Select and reproduce each line of the listing below that bears the string "TradingView".

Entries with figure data
Begin

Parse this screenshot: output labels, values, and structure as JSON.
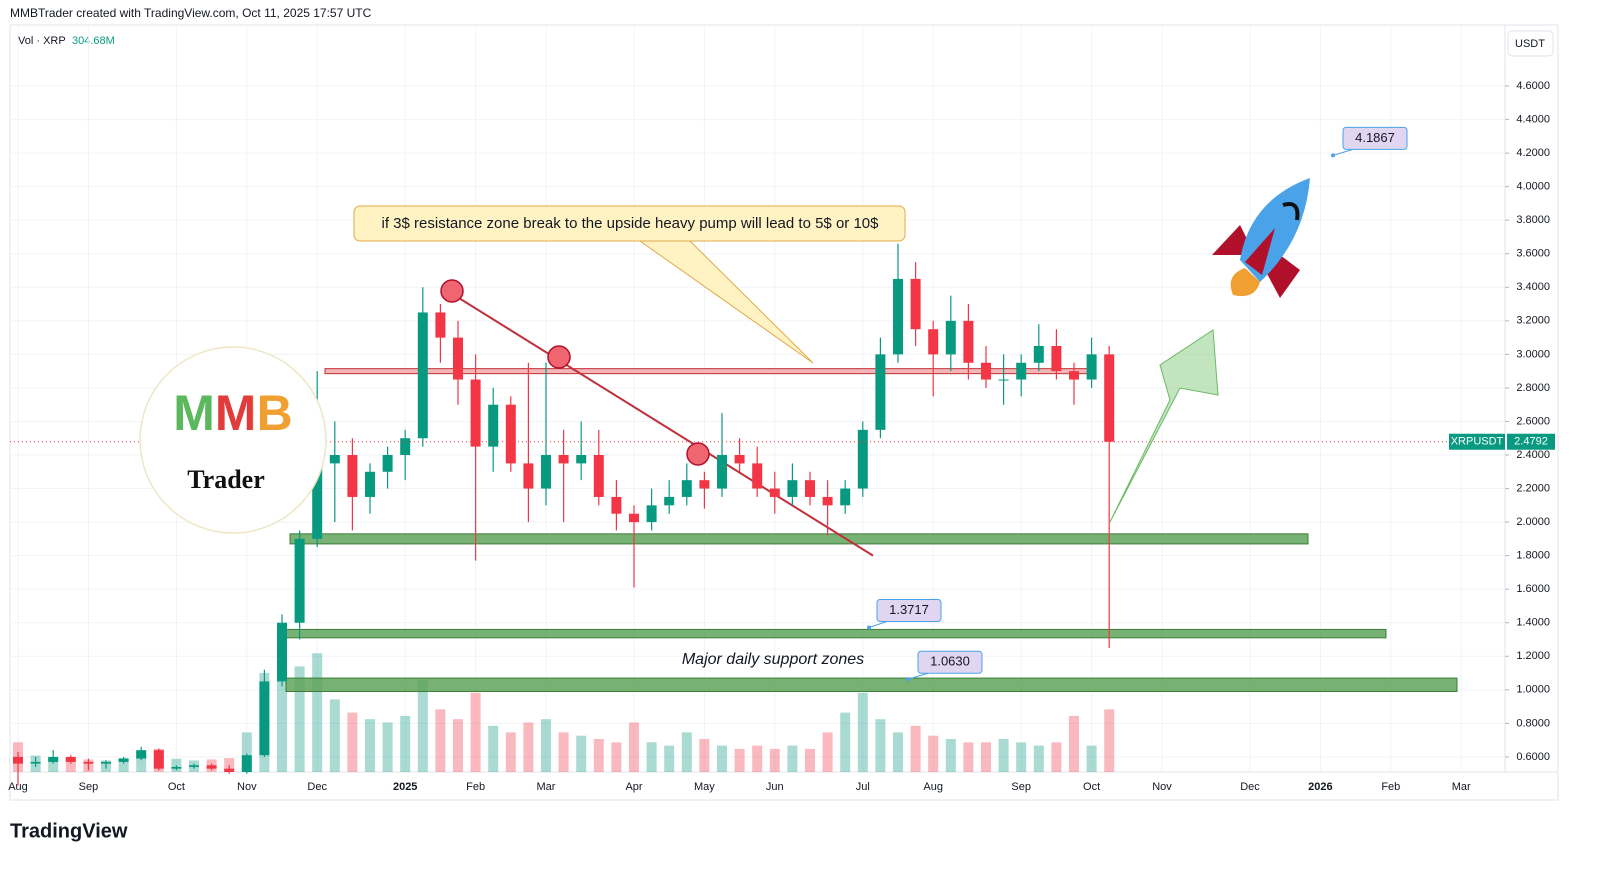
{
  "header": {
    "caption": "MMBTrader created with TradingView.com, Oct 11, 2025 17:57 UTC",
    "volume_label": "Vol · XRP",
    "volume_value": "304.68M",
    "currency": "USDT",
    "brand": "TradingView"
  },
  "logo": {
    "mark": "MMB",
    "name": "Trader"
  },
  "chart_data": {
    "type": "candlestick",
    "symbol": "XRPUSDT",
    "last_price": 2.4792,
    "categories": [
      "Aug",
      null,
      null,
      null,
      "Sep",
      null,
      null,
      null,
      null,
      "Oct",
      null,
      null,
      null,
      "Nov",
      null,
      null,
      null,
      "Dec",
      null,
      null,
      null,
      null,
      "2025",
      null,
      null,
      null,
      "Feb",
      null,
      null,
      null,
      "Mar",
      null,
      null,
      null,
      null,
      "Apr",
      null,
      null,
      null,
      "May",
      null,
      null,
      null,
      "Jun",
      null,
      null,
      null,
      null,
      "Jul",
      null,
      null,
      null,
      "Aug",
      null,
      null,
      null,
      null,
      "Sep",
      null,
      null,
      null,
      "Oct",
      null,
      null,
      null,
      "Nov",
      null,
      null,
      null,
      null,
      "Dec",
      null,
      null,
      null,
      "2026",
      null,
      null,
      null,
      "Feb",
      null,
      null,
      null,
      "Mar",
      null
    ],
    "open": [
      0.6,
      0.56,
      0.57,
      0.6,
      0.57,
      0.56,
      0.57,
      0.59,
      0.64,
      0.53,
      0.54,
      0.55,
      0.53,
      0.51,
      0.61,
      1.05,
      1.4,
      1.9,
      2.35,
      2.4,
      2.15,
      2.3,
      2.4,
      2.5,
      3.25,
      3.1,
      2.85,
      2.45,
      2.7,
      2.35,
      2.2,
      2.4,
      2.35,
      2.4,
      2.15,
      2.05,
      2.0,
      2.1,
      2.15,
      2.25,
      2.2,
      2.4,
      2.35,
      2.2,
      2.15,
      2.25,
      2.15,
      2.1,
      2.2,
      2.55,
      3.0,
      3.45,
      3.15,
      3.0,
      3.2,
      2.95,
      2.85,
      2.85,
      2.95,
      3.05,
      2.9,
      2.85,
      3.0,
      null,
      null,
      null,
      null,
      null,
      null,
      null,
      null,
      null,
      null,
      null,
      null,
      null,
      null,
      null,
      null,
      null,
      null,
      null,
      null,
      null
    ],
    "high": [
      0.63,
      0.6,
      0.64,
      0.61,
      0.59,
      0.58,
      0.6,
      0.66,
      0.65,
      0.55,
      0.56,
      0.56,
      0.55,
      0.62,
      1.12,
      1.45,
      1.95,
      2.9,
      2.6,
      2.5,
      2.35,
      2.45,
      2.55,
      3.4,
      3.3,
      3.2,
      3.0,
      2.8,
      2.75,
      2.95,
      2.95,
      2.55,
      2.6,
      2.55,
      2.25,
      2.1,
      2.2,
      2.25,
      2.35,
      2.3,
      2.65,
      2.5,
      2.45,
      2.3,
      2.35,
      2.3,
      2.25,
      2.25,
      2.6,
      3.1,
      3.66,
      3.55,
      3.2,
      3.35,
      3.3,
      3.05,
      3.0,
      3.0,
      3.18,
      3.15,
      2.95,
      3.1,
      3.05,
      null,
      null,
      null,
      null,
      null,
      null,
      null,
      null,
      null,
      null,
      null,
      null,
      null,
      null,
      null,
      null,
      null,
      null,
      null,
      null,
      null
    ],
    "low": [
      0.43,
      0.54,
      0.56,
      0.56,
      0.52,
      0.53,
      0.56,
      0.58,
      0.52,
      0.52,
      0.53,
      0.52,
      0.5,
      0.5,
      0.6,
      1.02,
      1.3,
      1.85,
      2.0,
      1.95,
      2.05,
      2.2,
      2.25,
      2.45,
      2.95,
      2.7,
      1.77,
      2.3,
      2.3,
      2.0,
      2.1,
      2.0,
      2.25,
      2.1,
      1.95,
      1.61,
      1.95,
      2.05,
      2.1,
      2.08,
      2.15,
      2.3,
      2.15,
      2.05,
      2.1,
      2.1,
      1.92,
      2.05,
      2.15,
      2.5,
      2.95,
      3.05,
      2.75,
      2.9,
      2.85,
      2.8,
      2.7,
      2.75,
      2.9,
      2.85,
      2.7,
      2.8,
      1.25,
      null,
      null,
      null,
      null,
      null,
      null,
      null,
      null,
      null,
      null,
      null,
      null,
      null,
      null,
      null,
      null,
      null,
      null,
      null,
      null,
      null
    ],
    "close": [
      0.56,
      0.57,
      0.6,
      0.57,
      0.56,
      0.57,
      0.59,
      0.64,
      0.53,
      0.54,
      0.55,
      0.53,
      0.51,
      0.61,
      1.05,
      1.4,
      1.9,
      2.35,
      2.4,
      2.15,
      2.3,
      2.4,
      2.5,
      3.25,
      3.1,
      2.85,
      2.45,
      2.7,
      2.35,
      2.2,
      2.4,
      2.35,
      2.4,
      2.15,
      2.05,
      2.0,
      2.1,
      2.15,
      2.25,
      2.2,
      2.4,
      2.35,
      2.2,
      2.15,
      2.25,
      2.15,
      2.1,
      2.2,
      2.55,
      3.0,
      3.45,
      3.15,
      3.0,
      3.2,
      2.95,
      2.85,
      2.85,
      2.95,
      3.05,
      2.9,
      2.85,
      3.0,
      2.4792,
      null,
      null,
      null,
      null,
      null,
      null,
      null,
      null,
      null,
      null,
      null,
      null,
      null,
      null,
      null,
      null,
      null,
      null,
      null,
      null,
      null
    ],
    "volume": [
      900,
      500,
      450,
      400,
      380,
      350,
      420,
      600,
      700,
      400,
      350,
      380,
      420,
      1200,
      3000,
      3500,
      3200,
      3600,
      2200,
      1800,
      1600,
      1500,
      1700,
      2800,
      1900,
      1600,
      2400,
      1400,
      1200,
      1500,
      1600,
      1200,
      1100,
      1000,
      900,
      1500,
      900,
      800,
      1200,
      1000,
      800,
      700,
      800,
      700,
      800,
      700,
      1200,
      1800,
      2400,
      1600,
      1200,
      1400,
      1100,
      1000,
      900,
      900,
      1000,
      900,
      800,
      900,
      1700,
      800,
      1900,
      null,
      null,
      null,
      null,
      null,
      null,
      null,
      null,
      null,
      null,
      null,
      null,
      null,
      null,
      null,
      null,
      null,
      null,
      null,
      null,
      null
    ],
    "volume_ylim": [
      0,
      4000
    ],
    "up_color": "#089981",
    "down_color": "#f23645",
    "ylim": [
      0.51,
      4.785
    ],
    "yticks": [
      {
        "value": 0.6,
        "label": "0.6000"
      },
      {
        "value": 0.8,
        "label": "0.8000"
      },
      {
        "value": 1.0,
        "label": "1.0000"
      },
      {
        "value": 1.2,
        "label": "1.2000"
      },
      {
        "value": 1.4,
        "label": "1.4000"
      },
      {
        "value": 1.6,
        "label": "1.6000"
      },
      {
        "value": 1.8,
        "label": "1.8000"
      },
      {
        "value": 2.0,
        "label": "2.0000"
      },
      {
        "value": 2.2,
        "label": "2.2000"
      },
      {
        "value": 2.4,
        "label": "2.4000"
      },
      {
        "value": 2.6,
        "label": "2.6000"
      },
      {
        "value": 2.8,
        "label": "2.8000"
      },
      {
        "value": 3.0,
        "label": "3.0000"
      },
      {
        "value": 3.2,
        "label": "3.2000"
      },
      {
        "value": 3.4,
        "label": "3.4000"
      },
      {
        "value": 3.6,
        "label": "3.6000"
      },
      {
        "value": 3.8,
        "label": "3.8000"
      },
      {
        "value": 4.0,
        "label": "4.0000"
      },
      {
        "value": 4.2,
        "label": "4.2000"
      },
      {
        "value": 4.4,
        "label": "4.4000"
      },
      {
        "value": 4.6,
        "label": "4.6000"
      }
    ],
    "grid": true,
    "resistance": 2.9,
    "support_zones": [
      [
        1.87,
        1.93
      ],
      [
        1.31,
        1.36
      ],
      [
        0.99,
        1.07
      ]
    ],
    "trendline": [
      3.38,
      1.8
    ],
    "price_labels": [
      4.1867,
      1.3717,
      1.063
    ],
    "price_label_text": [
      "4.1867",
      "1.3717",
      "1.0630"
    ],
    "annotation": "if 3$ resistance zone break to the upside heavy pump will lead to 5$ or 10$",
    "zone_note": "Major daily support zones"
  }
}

End

RESPONSE TO THIS TASK:
    "caption": "MMBTrader created with TradingView.com, Oct 11, 2025 17:57 UTC",
    "brand": "TradingView"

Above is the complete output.